» **Task description**
What number of lines in the material contain the word "divide"? Give that number alone.
::: Excerpted records
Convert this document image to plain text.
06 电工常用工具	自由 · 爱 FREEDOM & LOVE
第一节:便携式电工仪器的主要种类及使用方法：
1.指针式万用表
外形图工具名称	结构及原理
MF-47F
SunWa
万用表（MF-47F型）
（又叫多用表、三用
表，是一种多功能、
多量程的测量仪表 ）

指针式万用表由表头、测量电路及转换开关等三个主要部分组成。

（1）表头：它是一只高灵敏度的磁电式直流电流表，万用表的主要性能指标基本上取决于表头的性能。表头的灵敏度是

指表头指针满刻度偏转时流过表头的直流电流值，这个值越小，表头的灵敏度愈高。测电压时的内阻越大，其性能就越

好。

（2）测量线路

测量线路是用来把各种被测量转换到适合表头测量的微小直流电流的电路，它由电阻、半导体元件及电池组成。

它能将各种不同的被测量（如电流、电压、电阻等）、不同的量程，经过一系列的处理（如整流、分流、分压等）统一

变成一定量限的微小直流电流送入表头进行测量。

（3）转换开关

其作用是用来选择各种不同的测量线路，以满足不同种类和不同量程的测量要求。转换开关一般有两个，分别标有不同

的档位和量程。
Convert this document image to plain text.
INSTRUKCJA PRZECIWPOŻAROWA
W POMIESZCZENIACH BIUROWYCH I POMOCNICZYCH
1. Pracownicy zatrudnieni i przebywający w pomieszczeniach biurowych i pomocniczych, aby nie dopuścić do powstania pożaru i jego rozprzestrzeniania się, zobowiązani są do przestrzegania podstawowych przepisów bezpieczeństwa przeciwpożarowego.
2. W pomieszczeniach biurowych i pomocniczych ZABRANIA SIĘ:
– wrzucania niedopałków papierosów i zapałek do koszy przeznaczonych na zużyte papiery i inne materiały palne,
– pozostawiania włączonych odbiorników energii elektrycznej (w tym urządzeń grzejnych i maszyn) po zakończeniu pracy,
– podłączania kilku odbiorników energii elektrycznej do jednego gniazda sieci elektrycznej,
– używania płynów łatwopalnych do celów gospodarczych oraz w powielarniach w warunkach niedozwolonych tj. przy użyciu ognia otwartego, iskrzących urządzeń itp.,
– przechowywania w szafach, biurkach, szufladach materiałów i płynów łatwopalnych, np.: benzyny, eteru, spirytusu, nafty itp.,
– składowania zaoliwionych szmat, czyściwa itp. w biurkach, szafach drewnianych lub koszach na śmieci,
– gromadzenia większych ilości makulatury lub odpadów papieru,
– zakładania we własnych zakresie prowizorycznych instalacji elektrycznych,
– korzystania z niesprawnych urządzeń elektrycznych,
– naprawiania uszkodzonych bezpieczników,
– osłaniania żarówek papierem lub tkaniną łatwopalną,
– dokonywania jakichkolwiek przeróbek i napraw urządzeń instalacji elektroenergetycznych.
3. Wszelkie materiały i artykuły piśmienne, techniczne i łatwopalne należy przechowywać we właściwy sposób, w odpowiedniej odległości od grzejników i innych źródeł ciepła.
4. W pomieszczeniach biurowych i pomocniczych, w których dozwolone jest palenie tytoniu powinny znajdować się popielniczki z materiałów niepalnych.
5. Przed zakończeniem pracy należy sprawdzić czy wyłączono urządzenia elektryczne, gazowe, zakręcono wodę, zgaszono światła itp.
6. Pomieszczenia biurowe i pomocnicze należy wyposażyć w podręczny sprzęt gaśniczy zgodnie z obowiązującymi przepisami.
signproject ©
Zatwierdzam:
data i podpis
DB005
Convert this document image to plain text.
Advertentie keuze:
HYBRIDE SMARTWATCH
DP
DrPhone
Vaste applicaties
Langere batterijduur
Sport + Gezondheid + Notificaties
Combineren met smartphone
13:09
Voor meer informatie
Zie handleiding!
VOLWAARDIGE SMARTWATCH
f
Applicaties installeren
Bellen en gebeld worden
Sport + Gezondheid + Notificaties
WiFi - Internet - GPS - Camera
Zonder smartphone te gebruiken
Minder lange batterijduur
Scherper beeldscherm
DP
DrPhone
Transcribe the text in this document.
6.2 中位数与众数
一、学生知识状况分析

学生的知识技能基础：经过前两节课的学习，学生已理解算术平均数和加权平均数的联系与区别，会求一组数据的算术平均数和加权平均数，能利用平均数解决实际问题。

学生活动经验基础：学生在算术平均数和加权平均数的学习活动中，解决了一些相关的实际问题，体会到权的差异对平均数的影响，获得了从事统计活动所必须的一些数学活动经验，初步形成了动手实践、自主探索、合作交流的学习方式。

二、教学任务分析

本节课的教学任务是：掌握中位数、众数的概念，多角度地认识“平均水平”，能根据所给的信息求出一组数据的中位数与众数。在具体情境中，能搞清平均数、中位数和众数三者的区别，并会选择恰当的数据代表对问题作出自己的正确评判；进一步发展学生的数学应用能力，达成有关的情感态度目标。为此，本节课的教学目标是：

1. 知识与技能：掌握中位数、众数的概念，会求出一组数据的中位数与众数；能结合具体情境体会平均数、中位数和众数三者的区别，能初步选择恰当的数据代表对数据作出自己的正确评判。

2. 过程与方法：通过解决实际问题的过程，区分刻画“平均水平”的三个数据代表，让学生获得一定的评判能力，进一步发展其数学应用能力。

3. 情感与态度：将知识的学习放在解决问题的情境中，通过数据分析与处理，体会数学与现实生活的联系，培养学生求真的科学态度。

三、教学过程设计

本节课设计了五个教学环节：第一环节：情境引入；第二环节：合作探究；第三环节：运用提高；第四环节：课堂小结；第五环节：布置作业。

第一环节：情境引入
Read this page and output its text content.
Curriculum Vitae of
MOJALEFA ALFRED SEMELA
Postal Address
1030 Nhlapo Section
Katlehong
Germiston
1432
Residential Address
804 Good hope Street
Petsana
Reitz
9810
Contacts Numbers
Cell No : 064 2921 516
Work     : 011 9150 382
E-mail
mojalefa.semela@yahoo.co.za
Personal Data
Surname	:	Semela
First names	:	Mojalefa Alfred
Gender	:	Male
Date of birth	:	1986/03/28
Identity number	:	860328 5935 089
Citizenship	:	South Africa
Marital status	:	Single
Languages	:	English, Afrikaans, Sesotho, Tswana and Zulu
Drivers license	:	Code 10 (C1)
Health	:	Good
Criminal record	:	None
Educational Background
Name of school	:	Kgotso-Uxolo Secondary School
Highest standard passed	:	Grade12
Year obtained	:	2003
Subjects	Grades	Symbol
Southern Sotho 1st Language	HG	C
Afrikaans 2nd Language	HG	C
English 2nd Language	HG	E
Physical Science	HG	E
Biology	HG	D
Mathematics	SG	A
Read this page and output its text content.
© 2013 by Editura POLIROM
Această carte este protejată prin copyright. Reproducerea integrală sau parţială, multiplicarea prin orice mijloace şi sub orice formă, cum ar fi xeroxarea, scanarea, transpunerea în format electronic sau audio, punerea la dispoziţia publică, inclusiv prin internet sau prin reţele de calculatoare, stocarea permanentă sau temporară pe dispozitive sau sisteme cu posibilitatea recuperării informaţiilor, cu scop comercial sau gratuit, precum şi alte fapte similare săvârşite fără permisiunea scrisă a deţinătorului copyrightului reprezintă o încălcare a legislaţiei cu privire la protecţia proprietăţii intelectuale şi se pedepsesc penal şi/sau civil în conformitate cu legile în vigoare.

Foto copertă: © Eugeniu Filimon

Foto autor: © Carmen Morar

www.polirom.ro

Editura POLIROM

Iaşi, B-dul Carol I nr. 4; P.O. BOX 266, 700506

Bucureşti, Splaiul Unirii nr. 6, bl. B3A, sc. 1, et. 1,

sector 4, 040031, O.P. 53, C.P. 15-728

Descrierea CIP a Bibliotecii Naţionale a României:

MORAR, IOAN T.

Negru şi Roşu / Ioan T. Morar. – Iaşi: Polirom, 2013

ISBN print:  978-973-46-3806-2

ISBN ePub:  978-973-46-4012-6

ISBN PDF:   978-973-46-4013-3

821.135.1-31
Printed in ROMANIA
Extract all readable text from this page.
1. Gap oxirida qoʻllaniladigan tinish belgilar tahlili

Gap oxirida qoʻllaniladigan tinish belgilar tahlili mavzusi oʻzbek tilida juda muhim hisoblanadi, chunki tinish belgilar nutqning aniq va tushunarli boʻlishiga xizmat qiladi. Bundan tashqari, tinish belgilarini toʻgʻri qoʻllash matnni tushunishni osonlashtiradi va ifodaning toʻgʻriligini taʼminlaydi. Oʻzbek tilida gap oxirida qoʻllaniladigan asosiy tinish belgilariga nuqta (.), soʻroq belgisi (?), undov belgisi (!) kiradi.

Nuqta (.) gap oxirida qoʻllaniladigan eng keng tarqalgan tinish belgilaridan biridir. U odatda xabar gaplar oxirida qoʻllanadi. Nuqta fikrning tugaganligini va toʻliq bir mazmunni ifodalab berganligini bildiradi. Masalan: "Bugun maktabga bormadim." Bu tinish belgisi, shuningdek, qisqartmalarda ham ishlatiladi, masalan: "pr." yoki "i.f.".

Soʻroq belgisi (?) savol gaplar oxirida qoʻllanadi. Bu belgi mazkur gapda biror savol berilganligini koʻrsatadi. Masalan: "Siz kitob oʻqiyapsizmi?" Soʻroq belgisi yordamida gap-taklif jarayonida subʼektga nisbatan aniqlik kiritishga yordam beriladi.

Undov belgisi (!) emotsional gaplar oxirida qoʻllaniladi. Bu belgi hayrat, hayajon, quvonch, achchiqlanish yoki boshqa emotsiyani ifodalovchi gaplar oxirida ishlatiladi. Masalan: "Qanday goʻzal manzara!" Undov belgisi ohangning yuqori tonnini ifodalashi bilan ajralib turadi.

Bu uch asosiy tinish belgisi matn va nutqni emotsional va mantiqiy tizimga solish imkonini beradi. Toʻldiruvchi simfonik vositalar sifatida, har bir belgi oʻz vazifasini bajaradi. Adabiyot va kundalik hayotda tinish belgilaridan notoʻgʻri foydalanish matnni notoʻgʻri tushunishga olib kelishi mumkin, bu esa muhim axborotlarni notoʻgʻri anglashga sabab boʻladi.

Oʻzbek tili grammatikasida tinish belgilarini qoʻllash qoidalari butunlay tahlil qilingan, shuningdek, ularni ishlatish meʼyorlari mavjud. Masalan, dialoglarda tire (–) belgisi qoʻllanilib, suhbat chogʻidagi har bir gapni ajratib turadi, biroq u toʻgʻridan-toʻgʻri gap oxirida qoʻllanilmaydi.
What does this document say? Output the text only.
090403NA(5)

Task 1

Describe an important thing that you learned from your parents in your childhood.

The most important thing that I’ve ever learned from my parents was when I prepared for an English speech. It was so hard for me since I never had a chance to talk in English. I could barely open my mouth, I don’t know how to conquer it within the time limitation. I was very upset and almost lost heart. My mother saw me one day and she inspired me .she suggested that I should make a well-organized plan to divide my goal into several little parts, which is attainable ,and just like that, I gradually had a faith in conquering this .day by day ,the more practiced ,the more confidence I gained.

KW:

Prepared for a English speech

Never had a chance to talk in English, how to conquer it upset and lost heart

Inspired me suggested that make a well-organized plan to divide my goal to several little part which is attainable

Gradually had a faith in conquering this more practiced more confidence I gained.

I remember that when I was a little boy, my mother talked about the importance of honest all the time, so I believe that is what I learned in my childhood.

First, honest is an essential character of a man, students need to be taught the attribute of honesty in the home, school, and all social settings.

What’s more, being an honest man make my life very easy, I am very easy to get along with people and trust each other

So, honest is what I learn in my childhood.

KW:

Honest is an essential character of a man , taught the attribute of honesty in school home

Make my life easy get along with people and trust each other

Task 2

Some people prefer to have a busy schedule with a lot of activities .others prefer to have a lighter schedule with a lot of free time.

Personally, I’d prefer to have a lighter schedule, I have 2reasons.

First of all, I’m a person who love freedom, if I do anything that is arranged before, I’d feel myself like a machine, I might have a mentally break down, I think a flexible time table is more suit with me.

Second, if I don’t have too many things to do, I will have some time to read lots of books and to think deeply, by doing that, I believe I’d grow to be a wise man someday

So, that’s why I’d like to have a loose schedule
::::::
» **Exercise response**
2